◆ **Required task**:
Every line of the data that contains the string "Coll" must be copied.

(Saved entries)
-=-=-

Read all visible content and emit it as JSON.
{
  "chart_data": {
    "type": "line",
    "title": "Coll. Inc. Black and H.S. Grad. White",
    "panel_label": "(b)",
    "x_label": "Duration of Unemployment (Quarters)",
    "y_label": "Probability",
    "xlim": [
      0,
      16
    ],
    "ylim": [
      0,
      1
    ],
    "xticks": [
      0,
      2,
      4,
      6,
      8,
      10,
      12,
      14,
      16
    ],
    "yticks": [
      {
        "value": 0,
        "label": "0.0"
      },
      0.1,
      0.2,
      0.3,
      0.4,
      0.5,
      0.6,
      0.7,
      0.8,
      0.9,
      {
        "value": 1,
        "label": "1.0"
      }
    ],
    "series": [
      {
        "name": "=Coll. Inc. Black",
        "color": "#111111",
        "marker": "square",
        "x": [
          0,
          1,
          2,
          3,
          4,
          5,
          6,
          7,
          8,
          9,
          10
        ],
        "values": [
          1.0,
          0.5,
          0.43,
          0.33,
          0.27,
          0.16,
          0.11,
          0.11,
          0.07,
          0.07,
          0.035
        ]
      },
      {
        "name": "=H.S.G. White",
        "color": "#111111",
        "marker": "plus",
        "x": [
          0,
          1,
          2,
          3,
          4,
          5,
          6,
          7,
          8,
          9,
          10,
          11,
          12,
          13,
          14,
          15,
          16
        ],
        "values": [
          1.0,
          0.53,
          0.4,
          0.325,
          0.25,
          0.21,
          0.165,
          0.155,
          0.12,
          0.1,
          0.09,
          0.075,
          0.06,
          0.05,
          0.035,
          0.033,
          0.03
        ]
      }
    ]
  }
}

-=-=-

◆ **Answer in full**:
    "title": "Coll. Inc. Black and H.S. Grad. White",
        "name": "=Coll. Inc. Black",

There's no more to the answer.